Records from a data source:
## begin
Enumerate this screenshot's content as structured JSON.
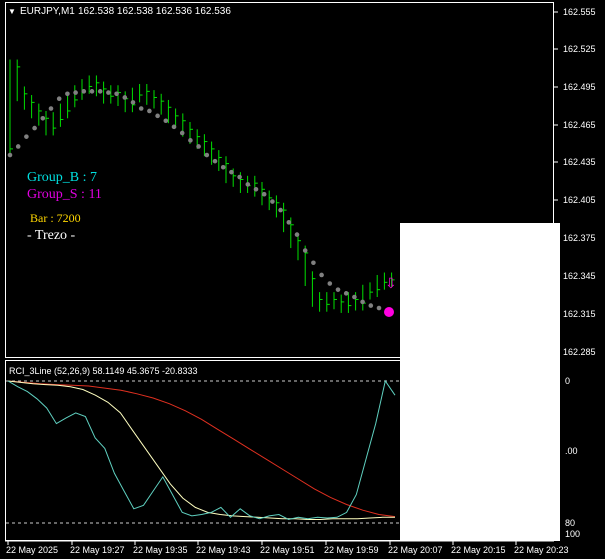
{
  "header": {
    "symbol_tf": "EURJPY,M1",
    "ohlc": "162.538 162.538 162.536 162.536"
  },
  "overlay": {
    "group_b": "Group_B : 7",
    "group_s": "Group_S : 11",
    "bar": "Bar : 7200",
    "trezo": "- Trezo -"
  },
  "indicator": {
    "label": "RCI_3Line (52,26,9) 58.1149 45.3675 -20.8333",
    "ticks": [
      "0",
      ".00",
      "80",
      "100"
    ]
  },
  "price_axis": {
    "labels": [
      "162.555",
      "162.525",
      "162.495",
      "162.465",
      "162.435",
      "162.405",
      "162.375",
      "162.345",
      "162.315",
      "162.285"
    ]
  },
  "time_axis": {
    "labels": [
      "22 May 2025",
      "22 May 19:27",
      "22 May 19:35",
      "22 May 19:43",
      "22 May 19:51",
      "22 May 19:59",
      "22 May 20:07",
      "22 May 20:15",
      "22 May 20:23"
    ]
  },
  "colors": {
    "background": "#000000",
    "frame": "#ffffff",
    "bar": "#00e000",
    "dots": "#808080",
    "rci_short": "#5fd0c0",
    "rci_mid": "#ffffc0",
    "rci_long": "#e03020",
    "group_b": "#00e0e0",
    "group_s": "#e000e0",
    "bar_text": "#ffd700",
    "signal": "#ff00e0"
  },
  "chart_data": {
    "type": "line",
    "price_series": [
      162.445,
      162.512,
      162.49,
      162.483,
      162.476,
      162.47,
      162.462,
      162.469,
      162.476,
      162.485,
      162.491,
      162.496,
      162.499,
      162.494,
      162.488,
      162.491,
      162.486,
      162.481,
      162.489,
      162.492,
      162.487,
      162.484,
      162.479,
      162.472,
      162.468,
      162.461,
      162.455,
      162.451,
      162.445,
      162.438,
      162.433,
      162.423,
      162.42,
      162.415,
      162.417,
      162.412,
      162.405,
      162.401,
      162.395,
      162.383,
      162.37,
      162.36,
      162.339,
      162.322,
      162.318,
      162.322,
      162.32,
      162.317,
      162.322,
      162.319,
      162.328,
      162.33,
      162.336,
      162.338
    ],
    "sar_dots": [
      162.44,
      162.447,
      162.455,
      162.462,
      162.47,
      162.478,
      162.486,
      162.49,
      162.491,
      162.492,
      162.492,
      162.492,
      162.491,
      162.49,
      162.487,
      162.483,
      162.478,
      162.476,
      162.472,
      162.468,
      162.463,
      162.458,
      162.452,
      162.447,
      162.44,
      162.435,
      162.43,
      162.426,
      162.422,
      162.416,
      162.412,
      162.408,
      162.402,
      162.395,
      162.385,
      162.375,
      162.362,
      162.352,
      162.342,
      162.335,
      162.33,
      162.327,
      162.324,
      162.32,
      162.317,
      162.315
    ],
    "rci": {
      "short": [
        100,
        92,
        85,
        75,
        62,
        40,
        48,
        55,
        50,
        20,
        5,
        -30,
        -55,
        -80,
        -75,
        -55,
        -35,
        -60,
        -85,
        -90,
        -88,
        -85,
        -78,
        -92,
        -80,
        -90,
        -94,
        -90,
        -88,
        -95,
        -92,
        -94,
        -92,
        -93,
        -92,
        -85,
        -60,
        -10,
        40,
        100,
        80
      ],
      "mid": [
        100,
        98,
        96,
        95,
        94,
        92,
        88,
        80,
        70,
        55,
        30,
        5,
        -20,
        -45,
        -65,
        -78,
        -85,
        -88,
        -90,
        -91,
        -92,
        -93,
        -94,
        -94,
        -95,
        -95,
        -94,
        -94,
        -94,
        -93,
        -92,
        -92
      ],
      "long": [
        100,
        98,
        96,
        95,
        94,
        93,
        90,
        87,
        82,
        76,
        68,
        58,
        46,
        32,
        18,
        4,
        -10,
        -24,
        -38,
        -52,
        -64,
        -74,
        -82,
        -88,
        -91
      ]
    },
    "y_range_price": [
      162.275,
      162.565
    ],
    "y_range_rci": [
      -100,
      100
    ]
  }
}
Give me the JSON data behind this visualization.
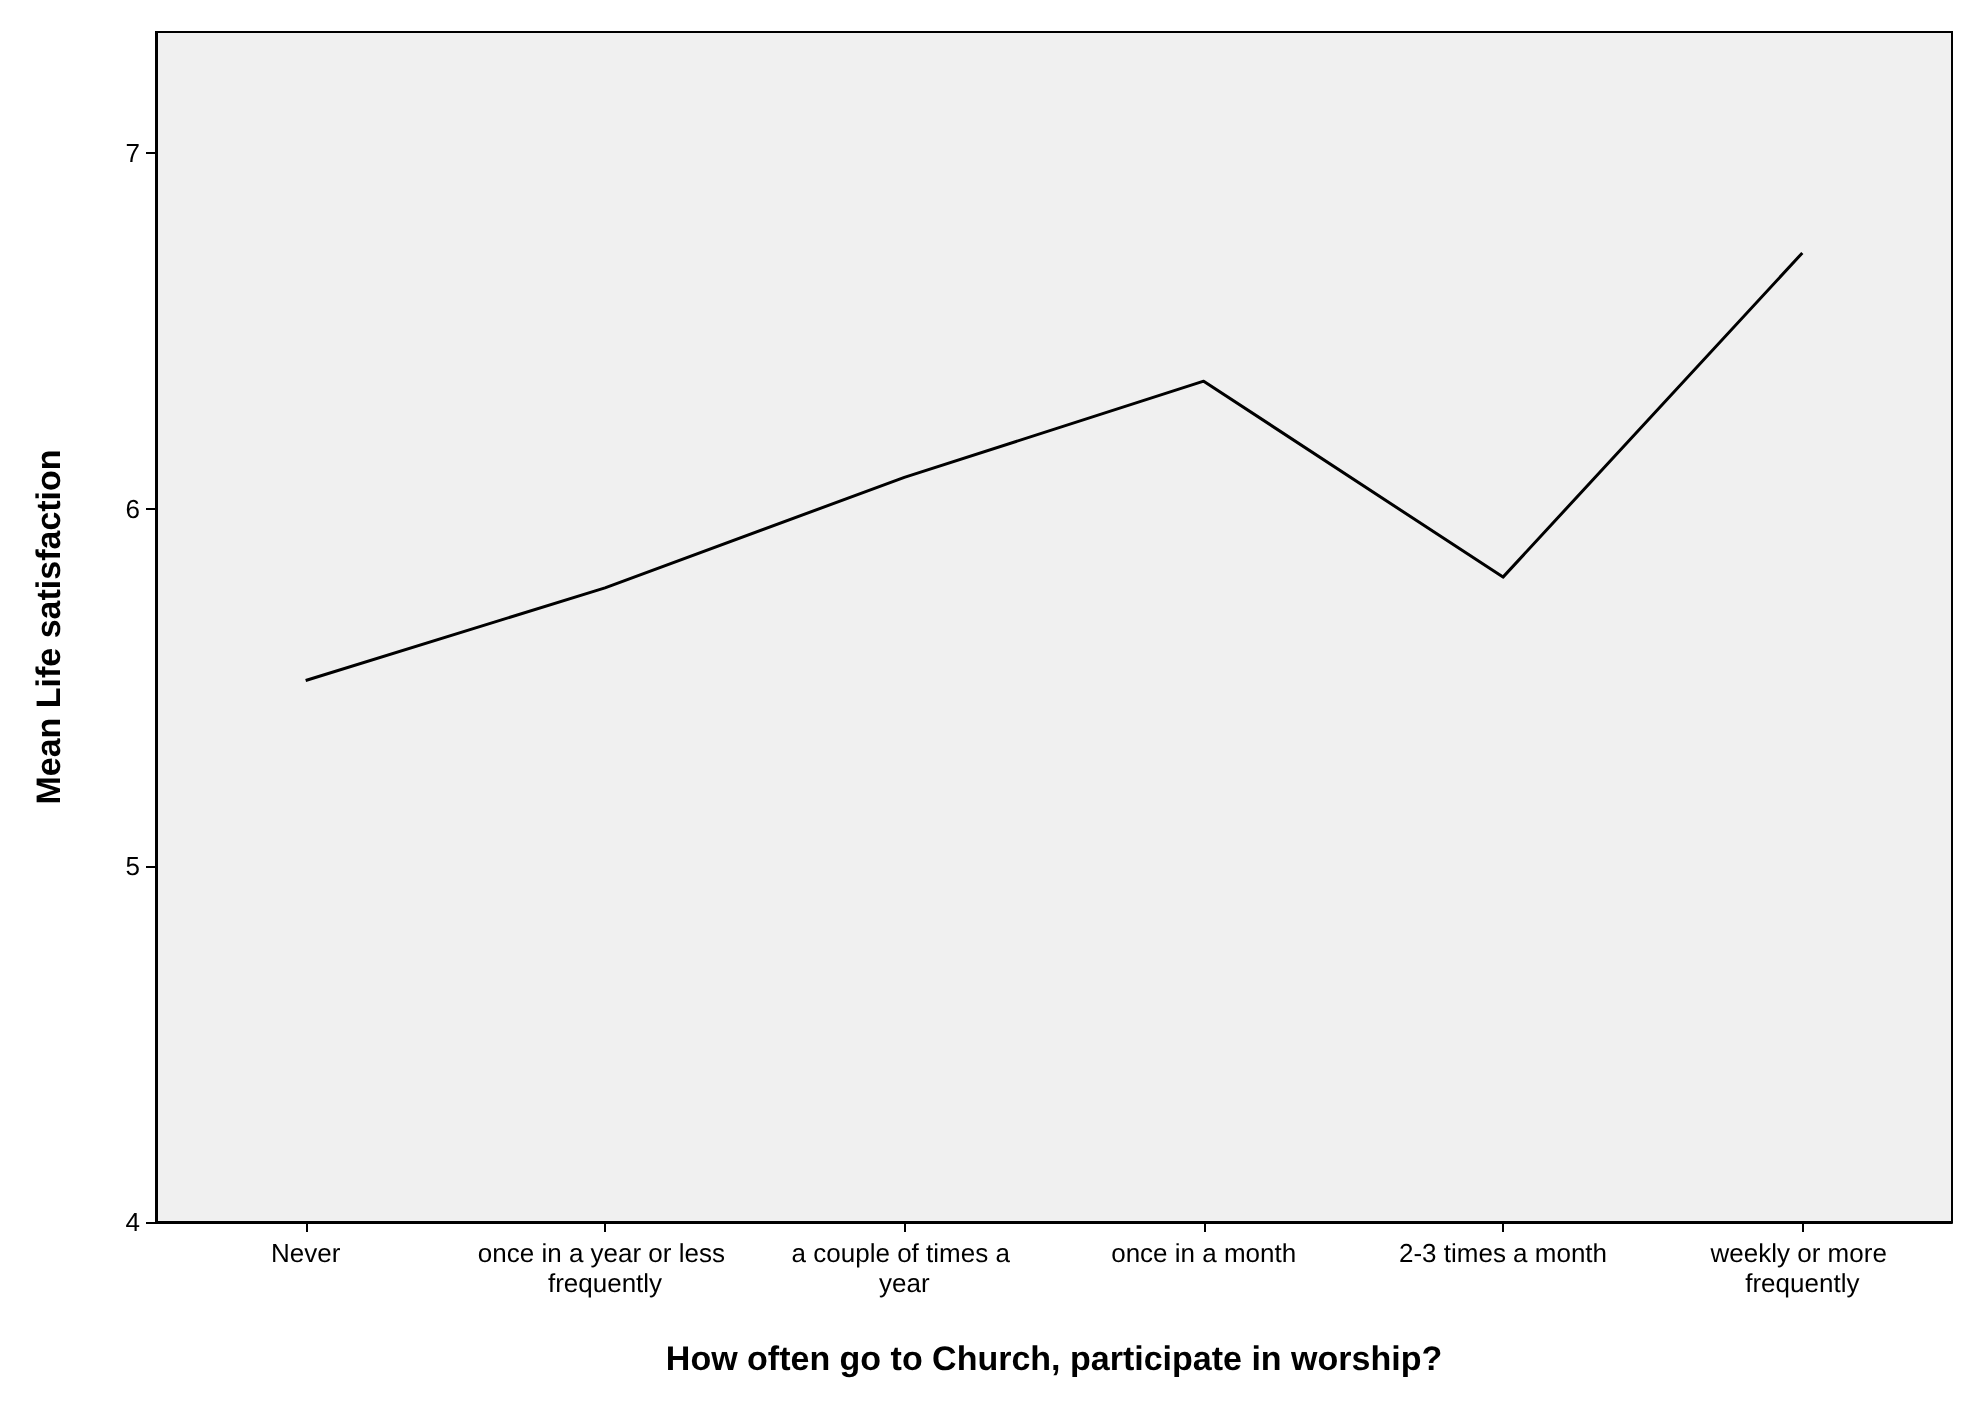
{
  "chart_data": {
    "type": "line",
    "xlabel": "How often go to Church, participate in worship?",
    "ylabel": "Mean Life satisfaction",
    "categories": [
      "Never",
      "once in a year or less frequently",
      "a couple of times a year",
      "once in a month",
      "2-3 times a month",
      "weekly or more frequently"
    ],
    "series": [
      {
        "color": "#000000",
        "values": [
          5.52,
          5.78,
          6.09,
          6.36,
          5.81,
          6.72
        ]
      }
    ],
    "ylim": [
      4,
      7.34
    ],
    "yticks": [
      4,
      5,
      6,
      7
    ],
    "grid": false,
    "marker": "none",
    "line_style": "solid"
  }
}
## end
## begin
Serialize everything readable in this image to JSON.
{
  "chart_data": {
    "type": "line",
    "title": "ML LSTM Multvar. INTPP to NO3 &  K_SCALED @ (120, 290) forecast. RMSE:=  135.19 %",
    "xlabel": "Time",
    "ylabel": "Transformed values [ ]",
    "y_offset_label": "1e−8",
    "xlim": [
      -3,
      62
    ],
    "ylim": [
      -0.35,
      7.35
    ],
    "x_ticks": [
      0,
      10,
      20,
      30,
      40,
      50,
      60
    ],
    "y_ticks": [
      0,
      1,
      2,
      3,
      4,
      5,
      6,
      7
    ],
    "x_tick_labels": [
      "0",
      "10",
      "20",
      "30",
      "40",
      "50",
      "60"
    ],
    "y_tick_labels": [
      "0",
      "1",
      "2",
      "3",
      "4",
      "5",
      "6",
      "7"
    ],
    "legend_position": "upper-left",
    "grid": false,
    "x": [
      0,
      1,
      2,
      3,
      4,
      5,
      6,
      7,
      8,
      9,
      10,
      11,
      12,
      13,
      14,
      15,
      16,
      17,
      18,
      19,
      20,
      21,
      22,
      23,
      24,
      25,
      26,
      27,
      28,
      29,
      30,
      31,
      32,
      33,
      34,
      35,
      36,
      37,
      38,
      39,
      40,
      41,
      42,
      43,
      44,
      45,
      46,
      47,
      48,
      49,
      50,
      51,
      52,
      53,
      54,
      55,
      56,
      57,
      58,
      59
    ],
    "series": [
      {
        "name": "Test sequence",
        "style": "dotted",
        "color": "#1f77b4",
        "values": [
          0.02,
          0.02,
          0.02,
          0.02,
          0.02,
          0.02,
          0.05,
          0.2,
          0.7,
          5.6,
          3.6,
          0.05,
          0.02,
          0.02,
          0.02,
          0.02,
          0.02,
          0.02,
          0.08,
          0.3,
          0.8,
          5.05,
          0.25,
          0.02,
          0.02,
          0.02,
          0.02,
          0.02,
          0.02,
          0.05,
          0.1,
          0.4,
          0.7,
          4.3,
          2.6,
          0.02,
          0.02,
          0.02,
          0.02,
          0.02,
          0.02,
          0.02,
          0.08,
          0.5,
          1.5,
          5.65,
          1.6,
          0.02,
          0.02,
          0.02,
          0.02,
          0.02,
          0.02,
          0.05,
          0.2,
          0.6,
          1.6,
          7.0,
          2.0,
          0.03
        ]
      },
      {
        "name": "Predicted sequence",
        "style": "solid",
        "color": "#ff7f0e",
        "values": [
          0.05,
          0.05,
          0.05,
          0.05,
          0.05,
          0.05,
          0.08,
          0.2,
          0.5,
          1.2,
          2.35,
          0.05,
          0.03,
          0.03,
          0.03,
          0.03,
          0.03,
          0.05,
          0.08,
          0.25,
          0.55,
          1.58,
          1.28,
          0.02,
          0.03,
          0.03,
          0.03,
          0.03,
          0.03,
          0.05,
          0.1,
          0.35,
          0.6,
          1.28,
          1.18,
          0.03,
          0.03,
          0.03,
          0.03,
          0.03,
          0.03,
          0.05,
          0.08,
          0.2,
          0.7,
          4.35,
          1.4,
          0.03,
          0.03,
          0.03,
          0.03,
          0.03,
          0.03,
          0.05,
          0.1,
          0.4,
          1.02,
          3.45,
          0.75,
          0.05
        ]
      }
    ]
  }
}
## end
**Exercise description:** Pull out every line of the records above that contains the word "ylabel".

**Expected answer:**
    "ylabel": "Mean Life satisfaction",
    "ylabel": "Transformed values [ ]",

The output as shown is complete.